In the following material, identify every line holding the string "screenshot" and return it.

-- START OF Data shown --

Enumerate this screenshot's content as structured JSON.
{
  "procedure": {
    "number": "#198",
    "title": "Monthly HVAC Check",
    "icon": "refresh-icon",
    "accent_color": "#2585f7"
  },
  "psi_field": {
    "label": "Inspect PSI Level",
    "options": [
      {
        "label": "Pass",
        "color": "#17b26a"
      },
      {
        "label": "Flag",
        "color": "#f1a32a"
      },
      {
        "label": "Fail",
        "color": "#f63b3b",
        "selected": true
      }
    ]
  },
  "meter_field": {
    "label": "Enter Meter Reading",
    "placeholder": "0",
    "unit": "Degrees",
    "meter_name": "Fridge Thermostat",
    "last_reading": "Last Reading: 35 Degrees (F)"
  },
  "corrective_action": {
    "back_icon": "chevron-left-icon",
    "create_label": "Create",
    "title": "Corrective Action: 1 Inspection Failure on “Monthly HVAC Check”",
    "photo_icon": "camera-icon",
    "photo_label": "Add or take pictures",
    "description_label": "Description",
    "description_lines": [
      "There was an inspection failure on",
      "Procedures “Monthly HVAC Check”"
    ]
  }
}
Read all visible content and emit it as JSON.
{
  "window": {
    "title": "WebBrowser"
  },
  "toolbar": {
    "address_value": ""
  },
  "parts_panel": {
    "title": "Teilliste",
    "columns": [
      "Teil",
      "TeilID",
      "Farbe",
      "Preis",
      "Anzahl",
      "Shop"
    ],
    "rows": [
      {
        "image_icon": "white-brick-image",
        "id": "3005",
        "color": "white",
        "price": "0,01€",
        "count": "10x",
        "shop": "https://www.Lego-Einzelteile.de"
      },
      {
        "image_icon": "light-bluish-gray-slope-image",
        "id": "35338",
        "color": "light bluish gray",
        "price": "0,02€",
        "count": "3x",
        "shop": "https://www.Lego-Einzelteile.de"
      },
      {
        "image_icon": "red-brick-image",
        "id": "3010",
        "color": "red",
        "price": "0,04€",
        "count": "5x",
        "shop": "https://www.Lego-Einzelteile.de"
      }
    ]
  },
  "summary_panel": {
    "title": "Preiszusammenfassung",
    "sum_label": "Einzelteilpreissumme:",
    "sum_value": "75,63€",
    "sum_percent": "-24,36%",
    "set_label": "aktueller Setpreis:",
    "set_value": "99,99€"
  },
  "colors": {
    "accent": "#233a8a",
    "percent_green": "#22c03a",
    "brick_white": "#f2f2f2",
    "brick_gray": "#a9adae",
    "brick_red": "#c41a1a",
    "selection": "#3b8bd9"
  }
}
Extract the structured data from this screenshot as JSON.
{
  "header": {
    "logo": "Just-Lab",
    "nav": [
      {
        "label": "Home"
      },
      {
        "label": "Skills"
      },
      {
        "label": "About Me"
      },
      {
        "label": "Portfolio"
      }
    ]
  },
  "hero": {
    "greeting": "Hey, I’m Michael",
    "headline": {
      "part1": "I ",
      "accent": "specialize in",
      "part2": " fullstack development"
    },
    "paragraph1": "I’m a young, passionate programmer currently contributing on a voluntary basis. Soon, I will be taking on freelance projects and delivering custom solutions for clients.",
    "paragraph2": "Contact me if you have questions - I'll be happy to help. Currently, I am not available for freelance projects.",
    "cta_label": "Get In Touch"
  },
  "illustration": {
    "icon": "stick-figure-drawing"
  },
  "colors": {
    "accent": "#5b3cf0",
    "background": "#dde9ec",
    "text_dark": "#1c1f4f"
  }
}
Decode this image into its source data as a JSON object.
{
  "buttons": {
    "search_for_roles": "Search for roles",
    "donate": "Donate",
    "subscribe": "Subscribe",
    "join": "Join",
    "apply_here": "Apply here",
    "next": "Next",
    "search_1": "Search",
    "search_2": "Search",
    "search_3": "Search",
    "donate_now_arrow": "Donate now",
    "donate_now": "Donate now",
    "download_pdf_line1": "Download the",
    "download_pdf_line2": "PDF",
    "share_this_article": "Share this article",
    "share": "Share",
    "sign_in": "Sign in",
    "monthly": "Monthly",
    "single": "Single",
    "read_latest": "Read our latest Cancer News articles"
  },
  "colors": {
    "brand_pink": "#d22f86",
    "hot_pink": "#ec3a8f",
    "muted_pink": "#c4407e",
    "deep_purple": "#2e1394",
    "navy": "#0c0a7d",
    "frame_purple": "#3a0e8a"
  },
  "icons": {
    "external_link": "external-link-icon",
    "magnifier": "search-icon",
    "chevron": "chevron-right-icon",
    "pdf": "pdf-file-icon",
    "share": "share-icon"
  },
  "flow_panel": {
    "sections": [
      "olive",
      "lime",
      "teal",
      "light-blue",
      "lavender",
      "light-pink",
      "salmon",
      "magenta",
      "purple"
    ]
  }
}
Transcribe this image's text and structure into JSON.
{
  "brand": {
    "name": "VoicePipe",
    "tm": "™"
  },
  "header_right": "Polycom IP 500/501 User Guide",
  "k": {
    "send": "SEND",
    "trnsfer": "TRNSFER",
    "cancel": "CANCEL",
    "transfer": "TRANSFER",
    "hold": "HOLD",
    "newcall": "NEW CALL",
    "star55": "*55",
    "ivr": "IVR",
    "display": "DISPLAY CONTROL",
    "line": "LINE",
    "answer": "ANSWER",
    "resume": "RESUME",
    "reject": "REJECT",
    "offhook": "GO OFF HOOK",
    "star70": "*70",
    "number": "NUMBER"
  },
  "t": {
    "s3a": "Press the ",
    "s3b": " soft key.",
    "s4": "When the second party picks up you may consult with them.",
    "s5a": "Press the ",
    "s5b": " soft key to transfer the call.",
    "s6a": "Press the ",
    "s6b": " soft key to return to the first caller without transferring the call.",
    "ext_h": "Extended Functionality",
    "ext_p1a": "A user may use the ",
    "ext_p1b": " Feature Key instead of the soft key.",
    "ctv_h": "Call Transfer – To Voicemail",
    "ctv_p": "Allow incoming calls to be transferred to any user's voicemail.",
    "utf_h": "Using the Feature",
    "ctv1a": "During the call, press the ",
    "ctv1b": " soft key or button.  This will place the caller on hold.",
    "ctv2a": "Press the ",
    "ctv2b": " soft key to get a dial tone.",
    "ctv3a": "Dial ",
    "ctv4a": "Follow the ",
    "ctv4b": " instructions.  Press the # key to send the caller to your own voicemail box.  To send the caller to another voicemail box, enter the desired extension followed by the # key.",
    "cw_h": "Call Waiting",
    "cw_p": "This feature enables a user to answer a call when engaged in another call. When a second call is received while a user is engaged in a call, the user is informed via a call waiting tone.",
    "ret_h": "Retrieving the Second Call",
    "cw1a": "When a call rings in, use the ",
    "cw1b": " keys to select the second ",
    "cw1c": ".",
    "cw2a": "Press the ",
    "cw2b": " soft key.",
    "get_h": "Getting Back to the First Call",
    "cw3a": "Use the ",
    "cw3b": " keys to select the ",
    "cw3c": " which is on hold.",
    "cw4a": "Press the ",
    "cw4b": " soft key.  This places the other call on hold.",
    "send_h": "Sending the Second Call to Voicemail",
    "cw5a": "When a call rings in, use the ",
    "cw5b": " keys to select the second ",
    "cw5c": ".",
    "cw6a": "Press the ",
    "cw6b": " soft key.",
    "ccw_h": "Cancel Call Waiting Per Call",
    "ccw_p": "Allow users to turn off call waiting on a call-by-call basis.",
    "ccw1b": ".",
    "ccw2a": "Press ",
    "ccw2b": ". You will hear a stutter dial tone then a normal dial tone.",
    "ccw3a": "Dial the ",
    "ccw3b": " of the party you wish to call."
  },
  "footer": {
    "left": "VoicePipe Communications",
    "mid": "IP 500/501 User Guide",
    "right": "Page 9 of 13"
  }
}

-- END OF Data shown --

*Answer to this task*.
Enumerate this screenshot's content as structured JSON.
Extract the structured data from this screenshot as JSON.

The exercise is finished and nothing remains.